_Exercise requirements_:
Repeat all the records exactly, omitting pictures.

________________________

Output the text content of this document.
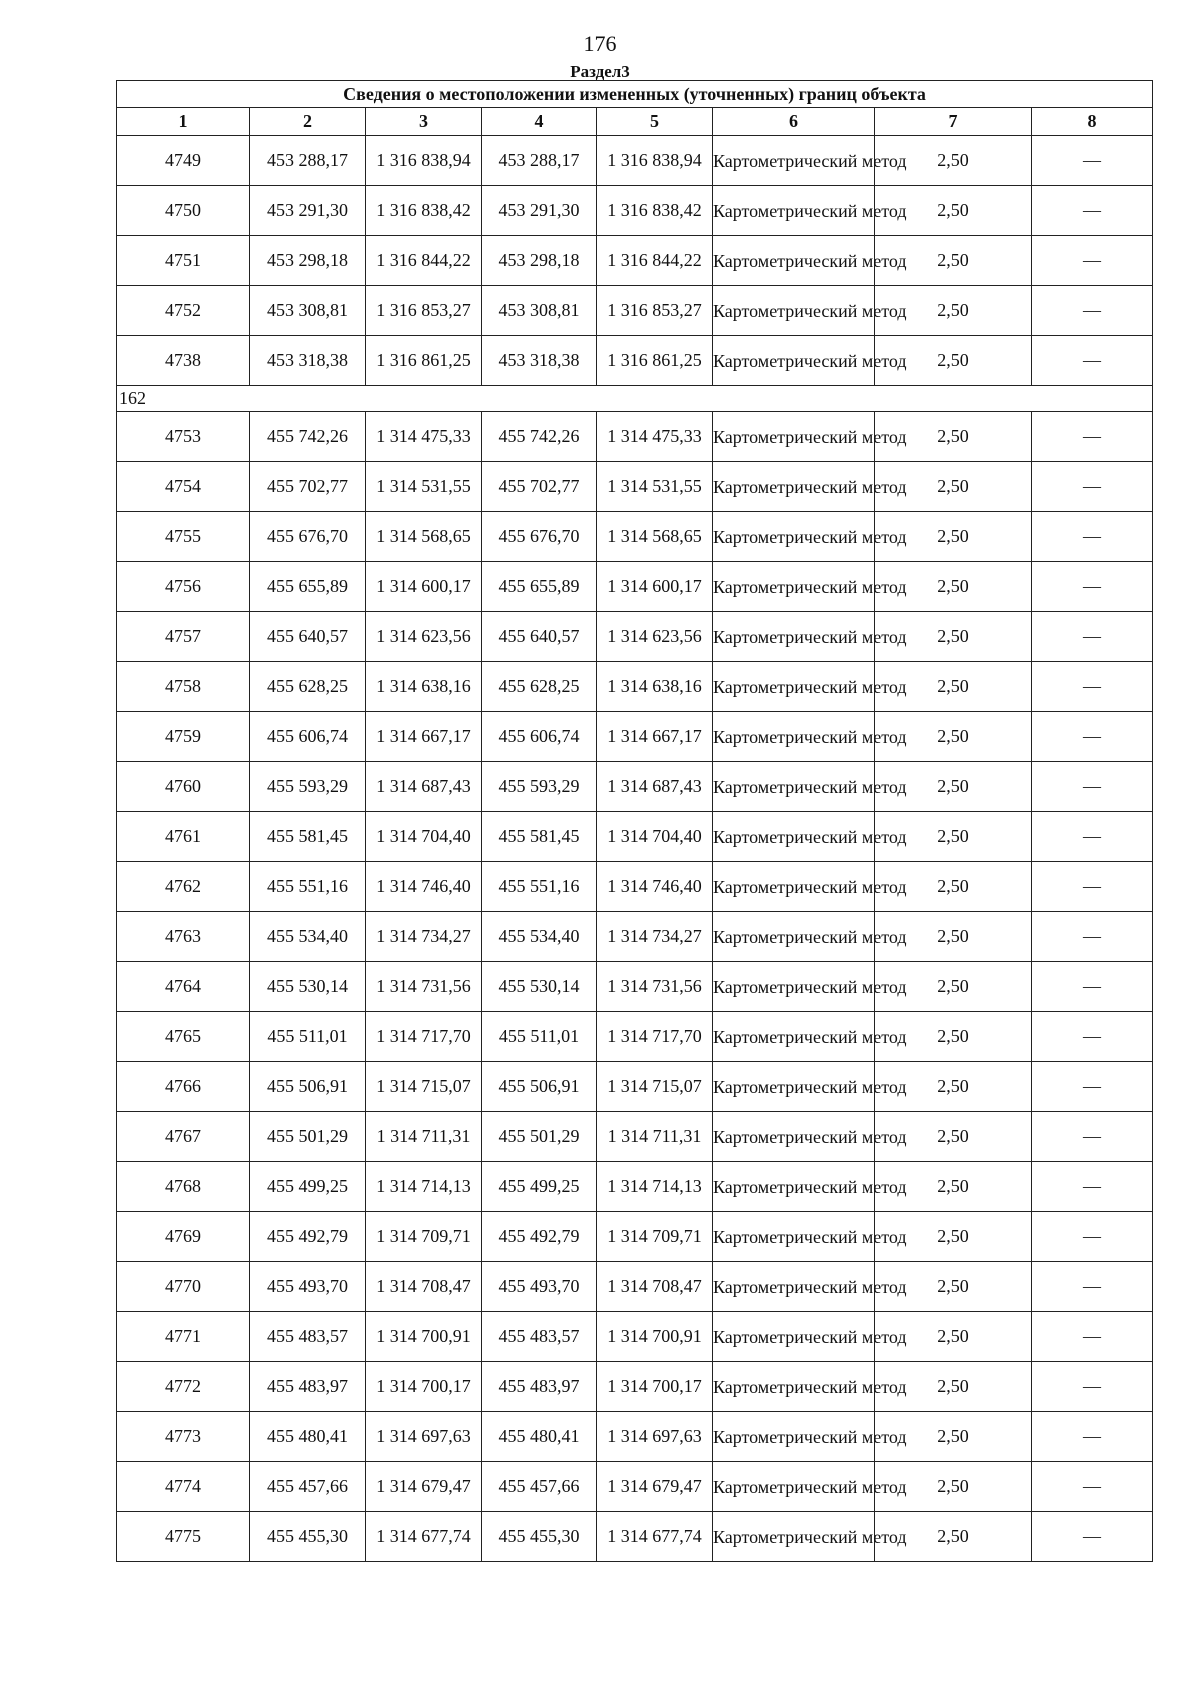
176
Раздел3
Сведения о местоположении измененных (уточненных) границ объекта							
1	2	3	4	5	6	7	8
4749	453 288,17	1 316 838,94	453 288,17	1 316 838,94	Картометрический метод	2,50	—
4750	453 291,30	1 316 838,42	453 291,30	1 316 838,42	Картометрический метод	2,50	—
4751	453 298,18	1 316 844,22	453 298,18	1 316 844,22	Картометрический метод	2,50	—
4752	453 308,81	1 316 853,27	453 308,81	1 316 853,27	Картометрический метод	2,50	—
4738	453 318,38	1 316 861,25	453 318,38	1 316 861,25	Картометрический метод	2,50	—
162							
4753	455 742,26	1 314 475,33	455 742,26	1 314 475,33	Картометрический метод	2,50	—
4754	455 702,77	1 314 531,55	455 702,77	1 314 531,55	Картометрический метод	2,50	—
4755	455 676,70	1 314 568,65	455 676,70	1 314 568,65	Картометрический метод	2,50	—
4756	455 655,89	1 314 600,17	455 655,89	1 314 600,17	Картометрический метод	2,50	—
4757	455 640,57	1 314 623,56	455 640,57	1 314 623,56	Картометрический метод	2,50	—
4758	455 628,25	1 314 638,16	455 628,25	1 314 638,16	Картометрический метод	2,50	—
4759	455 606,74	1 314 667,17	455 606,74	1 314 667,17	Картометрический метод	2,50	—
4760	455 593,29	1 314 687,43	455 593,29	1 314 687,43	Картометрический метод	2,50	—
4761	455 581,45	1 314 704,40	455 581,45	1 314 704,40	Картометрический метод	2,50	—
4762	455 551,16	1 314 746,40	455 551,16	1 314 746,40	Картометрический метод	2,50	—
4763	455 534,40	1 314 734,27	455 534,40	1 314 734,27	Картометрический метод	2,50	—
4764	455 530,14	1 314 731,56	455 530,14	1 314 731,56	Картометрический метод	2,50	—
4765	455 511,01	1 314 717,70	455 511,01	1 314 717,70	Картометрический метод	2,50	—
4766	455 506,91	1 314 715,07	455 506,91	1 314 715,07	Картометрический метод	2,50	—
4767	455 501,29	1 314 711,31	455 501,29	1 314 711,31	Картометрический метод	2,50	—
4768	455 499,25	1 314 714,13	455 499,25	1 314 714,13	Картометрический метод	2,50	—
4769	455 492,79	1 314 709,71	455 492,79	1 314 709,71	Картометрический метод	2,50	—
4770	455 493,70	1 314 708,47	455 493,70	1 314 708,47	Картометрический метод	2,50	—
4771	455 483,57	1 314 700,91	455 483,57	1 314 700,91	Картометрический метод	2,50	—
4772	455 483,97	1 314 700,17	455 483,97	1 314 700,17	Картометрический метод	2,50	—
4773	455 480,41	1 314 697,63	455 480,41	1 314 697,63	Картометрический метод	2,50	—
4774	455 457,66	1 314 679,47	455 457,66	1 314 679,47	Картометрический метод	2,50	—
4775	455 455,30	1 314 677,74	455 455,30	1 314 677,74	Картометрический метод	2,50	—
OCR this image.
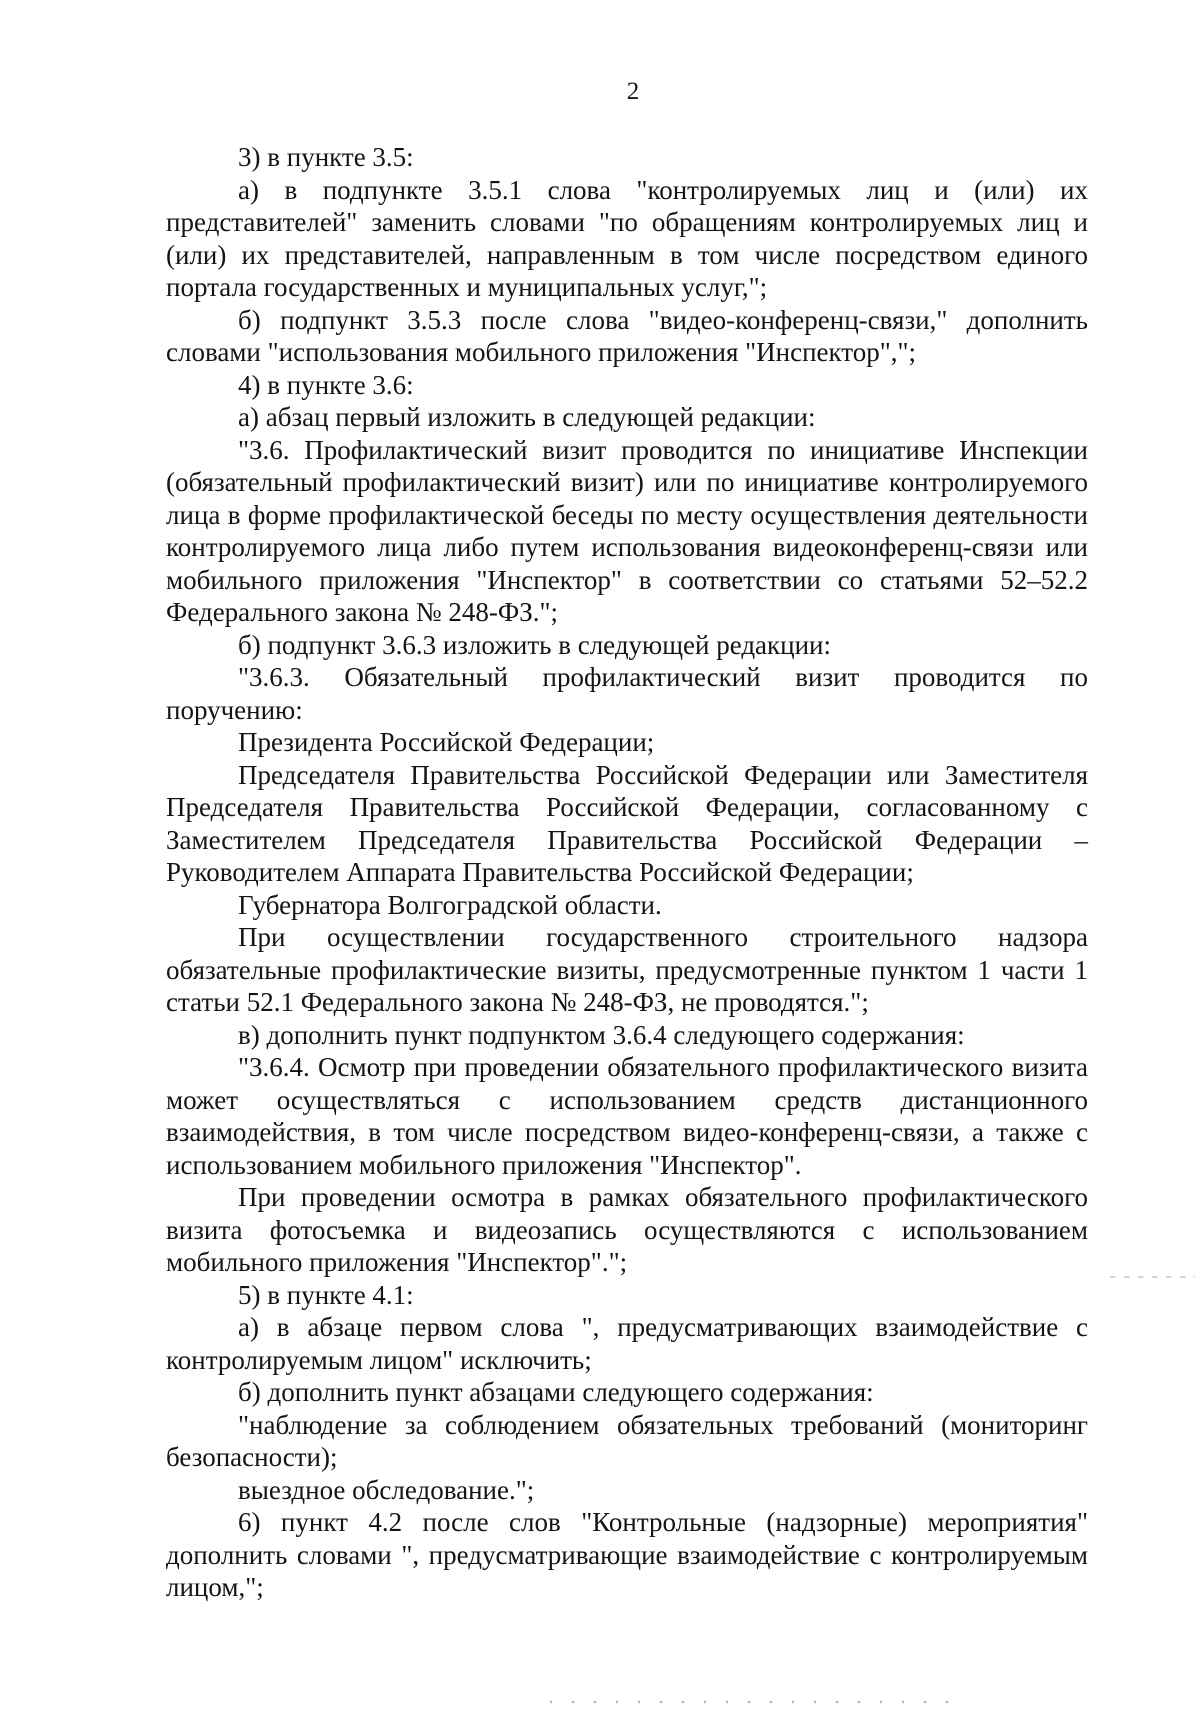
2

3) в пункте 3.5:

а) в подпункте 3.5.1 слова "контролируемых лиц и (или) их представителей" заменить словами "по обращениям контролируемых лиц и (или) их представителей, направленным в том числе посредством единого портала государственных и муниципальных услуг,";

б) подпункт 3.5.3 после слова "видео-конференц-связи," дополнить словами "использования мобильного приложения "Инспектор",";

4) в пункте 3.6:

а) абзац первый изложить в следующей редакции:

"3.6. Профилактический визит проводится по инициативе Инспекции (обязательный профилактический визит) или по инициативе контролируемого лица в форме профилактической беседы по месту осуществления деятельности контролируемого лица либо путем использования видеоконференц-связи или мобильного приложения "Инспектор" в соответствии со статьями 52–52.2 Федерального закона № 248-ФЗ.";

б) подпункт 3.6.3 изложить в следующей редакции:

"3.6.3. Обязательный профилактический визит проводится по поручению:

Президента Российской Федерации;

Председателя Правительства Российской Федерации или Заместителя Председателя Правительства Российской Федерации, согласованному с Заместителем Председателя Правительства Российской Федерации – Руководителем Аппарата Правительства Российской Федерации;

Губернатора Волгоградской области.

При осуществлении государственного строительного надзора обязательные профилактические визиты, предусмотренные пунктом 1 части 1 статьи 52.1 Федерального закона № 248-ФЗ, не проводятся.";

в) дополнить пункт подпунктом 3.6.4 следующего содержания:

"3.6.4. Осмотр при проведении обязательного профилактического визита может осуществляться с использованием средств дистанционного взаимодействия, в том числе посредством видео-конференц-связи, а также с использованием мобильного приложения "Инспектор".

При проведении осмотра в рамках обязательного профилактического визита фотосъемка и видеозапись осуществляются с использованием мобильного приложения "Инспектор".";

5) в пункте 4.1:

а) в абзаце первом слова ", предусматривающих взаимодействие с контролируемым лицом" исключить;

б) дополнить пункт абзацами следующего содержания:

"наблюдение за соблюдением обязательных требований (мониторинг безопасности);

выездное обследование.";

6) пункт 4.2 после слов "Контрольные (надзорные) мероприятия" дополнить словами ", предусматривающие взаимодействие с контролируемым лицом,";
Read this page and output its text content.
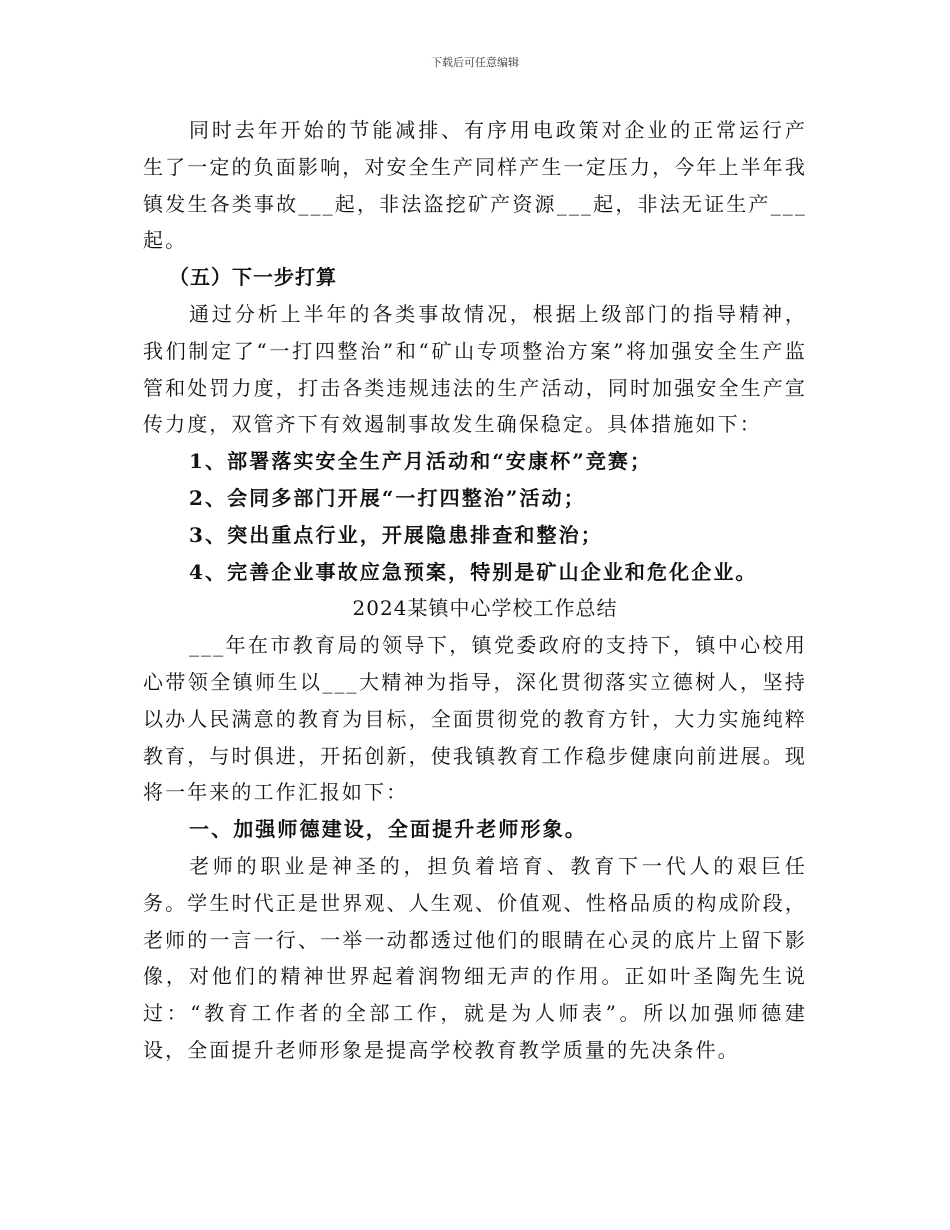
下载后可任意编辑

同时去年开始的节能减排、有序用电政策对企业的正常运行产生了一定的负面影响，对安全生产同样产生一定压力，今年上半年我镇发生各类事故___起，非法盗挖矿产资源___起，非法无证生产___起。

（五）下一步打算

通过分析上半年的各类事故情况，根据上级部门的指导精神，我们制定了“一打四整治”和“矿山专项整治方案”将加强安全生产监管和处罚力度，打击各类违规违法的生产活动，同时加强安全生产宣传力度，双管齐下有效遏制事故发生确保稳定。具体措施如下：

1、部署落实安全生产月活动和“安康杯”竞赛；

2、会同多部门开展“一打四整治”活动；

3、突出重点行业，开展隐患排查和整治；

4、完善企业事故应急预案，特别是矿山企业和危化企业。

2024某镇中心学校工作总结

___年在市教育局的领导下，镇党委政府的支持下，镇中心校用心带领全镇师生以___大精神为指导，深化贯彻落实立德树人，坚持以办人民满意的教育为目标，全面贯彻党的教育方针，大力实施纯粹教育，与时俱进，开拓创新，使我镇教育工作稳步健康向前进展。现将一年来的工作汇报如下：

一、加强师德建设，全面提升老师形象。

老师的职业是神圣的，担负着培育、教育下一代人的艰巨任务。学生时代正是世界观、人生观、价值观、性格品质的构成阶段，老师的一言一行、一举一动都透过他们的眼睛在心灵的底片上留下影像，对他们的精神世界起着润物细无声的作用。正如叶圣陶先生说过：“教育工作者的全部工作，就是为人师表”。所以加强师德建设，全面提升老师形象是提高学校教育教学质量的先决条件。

________________________

_Answer_:
Output the text content of this document.
176
Раздел3
Сведения о местоположении измененных (уточненных) границ объекта							
1	2	3	4	5	6	7	8
4749	453 288,17	1 316 838,94	453 288,17	1 316 838,94	Картометрический метод	2,50	—
4750	453 291,30	1 316 838,42	453 291,30	1 316 838,42	Картометрический метод	2,50	—
4751	453 298,18	1 316 844,22	453 298,18	1 316 844,22	Картометрический метод	2,50	—
4752	453 308,81	1 316 853,27	453 308,81	1 316 853,27	Картометрический метод	2,50	—
4738	453 318,38	1 316 861,25	453 318,38	1 316 861,25	Картометрический метод	2,50	—
162							
4753	455 742,26	1 314 475,33	455 742,26	1 314 475,33	Картометрический метод	2,50	—
4754	455 702,77	1 314 531,55	455 702,77	1 314 531,55	Картометрический метод	2,50	—
4755	455 676,70	1 314 568,65	455 676,70	1 314 568,65	Картометрический метод	2,50	—
4756	455 655,89	1 314 600,17	455 655,89	1 314 600,17	Картометрический метод	2,50	—
4757	455 640,57	1 314 623,56	455 640,57	1 314 623,56	Картометрический метод	2,50	—
4758	455 628,25	1 314 638,16	455 628,25	1 314 638,16	Картометрический метод	2,50	—
4759	455 606,74	1 314 667,17	455 606,74	1 314 667,17	Картометрический метод	2,50	—
4760	455 593,29	1 314 687,43	455 593,29	1 314 687,43	Картометрический метод	2,50	—
4761	455 581,45	1 314 704,40	455 581,45	1 314 704,40	Картометрический метод	2,50	—
4762	455 551,16	1 314 746,40	455 551,16	1 314 746,40	Картометрический метод	2,50	—
4763	455 534,40	1 314 734,27	455 534,40	1 314 734,27	Картометрический метод	2,50	—
4764	455 530,14	1 314 731,56	455 530,14	1 314 731,56	Картометрический метод	2,50	—
4765	455 511,01	1 314 717,70	455 511,01	1 314 717,70	Картометрический метод	2,50	—
4766	455 506,91	1 314 715,07	455 506,91	1 314 715,07	Картометрический метод	2,50	—
4767	455 501,29	1 314 711,31	455 501,29	1 314 711,31	Картометрический метод	2,50	—
4768	455 499,25	1 314 714,13	455 499,25	1 314 714,13	Картометрический метод	2,50	—
4769	455 492,79	1 314 709,71	455 492,79	1 314 709,71	Картометрический метод	2,50	—
4770	455 493,70	1 314 708,47	455 493,70	1 314 708,47	Картометрический метод	2,50	—
4771	455 483,57	1 314 700,91	455 483,57	1 314 700,91	Картометрический метод	2,50	—
4772	455 483,97	1 314 700,17	455 483,97	1 314 700,17	Картометрический метод	2,50	—
4773	455 480,41	1 314 697,63	455 480,41	1 314 697,63	Картометрический метод	2,50	—
4774	455 457,66	1 314 679,47	455 457,66	1 314 679,47	Картометрический метод	2,50	—
4775	455 455,30	1 314 677,74	455 455,30	1 314 677,74	Картометрический метод	2,50	—
OCR this image.
2

3) в пункте 3.5:

а) в подпункте 3.5.1 слова "контролируемых лиц и (или) их представителей" заменить словами "по обращениям контролируемых лиц и (или) их представителей, направленным в том числе посредством единого портала государственных и муниципальных услуг,";

б) подпункт 3.5.3 после слова "видео-конференц-связи," дополнить словами "использования мобильного приложения "Инспектор",";

4) в пункте 3.6:

а) абзац первый изложить в следующей редакции:

"3.6. Профилактический визит проводится по инициативе Инспекции (обязательный профилактический визит) или по инициативе контролируемого лица в форме профилактической беседы по месту осуществления деятельности контролируемого лица либо путем использования видеоконференц-связи или мобильного приложения "Инспектор" в соответствии со статьями 52–52.2 Федерального закона № 248-ФЗ.";

б) подпункт 3.6.3 изложить в следующей редакции:

"3.6.3. Обязательный профилактический визит проводится по поручению:

Президента Российской Федерации;

Председателя Правительства Российской Федерации или Заместителя Председателя Правительства Российской Федерации, согласованному с Заместителем Председателя Правительства Российской Федерации – Руководителем Аппарата Правительства Российской Федерации;

Губернатора Волгоградской области.

При осуществлении государственного строительного надзора обязательные профилактические визиты, предусмотренные пунктом 1 части 1 статьи 52.1 Федерального закона № 248-ФЗ, не проводятся.";

в) дополнить пункт подпунктом 3.6.4 следующего содержания:

"3.6.4. Осмотр при проведении обязательного профилактического визита может осуществляться с использованием средств дистанционного взаимодействия, в том числе посредством видео-конференц-связи, а также с использованием мобильного приложения "Инспектор".

При проведении осмотра в рамках обязательного профилактического визита фотосъемка и видеозапись осуществляются с использованием мобильного приложения "Инспектор".";

5) в пункте 4.1:

а) в абзаце первом слова ", предусматривающих взаимодействие с контролируемым лицом" исключить;

б) дополнить пункт абзацами следующего содержания:

"наблюдение за соблюдением обязательных требований (мониторинг безопасности);

выездное обследование.";

6) пункт 4.2 после слов "Контрольные (надзорные) мероприятия" дополнить словами ", предусматривающие взаимодействие с контролируемым лицом,";
Read this page and output its text content.
下载后可任意编辑

同时去年开始的节能减排、有序用电政策对企业的正常运行产生了一定的负面影响，对安全生产同样产生一定压力，今年上半年我镇发生各类事故___起，非法盗挖矿产资源___起，非法无证生产___起。

（五）下一步打算

通过分析上半年的各类事故情况，根据上级部门的指导精神，我们制定了“一打四整治”和“矿山专项整治方案”将加强安全生产监管和处罚力度，打击各类违规违法的生产活动，同时加强安全生产宣传力度，双管齐下有效遏制事故发生确保稳定。具体措施如下：

1、部署落实安全生产月活动和“安康杯”竞赛；

2、会同多部门开展“一打四整治”活动；

3、突出重点行业，开展隐患排查和整治；

4、完善企业事故应急预案，特别是矿山企业和危化企业。

2024某镇中心学校工作总结

___年在市教育局的领导下，镇党委政府的支持下，镇中心校用心带领全镇师生以___大精神为指导，深化贯彻落实立德树人，坚持以办人民满意的教育为目标，全面贯彻党的教育方针，大力实施纯粹教育，与时俱进，开拓创新，使我镇教育工作稳步健康向前进展。现将一年来的工作汇报如下：

一、加强师德建设，全面提升老师形象。

老师的职业是神圣的，担负着培育、教育下一代人的艰巨任务。学生时代正是世界观、人生观、价值观、性格品质的构成阶段，老师的一言一行、一举一动都透过他们的眼睛在心灵的底片上留下影像，对他们的精神世界起着润物细无声的作用。正如叶圣陶先生说过：“教育工作者的全部工作，就是为人师表”。所以加强师德建设，全面提升老师形象是提高学校教育教学质量的先决条件。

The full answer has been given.